BEGIN Supplied entries

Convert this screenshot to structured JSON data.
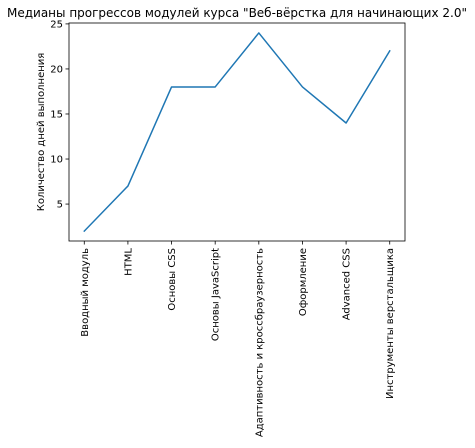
{
  "chart_data": {
    "type": "line",
    "title": "Медианы прогрессов модулей курса \"Веб-вёрстка для начинающих 2.0\"",
    "xlabel": "",
    "ylabel": "Количество дней выполнения",
    "categories": [
      "Вводный модуль",
      "HTML",
      "Основы CSS",
      "Основы JavaScript",
      "Адаптивность и кроссбраузерность",
      "Оформление",
      "Advanced CSS",
      "Инструменты верстальщика"
    ],
    "series": [
      {
        "values": [
          2,
          7,
          18,
          18,
          24,
          18,
          14,
          22
        ]
      }
    ],
    "ylim": [
      0.9,
      25.1
    ],
    "yticks": [
      5,
      10,
      15,
      20,
      25
    ],
    "grid": false,
    "line_color": "#1f77b4"
  }
}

END Supplied entries

**What the task asks**
Without the pictures, reproduce every line of the records above exactly.

**Solution for this exercise**
Convert this screenshot to structured JSON data.
{
  "chart_data": {
    "type": "line",
    "title": "Медианы прогрессов модулей курса \"Веб-вёрстка для начинающих 2.0\"",
    "xlabel": "",
    "ylabel": "Количество дней выполнения",
    "categories": [
      "Вводный модуль",
      "HTML",
      "Основы CSS",
      "Основы JavaScript",
      "Адаптивность и кроссбраузерность",
      "Оформление",
      "Advanced CSS",
      "Инструменты верстальщика"
    ],
    "series": [
      {
        "values": [
          2,
          7,
          18,
          18,
          24,
          18,
          14,
          22
        ]
      }
    ],
    "ylim": [
      0.9,
      25.1
    ],
    "yticks": [
      5,
      10,
      15,
      20,
      25
    ],
    "grid": false,
    "line_color": "#1f77b4"
  }
}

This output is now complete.